[Lines of data]
—————
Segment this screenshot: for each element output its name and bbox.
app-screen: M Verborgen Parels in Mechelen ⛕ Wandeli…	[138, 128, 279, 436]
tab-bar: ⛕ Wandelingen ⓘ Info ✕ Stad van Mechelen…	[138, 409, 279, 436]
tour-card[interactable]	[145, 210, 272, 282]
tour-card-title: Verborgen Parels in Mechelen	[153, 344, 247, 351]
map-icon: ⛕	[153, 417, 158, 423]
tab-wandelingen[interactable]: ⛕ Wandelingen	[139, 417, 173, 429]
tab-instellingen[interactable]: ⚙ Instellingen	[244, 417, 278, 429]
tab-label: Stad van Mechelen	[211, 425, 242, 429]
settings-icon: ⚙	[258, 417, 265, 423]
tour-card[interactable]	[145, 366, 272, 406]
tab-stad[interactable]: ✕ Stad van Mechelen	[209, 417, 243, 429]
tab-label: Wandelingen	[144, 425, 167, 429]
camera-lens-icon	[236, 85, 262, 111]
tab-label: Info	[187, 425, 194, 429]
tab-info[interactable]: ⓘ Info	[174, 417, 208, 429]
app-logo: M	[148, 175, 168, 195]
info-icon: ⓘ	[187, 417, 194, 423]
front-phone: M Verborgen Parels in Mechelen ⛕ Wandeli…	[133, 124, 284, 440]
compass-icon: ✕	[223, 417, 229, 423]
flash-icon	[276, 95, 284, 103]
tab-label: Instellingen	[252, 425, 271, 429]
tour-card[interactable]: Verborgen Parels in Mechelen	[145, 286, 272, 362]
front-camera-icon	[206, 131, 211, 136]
—————
◆ To be done ◆
Please change "tab-label" to "tab-caption" in every one of the rows above, and write the rows out again with nothing else altered.

◆ Finished exercise ◆
Segment this screenshot: for each element output its name and bbox.
app-screen: M Verborgen Parels in Mechelen ⛕ Wandeli…	[138, 128, 279, 436]
tab-bar: ⛕ Wandelingen ⓘ Info ✕ Stad van Mechelen…	[138, 409, 279, 436]
tour-card[interactable]	[145, 210, 272, 282]
tour-card-title: Verborgen Parels in Mechelen	[153, 344, 247, 351]
map-icon: ⛕	[153, 417, 158, 423]
tab-wandelingen[interactable]: ⛕ Wandelingen	[139, 417, 173, 429]
tab-instellingen[interactable]: ⚙ Instellingen	[244, 417, 278, 429]
tab-caption: Stad van Mechelen	[211, 425, 242, 429]
settings-icon: ⚙	[258, 417, 265, 423]
tour-card[interactable]	[145, 366, 272, 406]
tab-stad[interactable]: ✕ Stad van Mechelen	[209, 417, 243, 429]
tab-caption: Wandelingen	[144, 425, 167, 429]
camera-lens-icon	[236, 85, 262, 111]
tab-caption: Info	[187, 425, 194, 429]
tab-info[interactable]: ⓘ Info	[174, 417, 208, 429]
app-logo: M	[148, 175, 168, 195]
info-icon: ⓘ	[187, 417, 194, 423]
front-phone: M Verborgen Parels in Mechelen ⛕ Wandeli…	[133, 124, 284, 440]
compass-icon: ✕	[223, 417, 229, 423]
flash-icon	[276, 95, 284, 103]
tab-caption: Instellingen	[252, 425, 271, 429]
tour-card[interactable]: Verborgen Parels in Mechelen	[145, 286, 272, 362]
front-camera-icon	[206, 131, 211, 136]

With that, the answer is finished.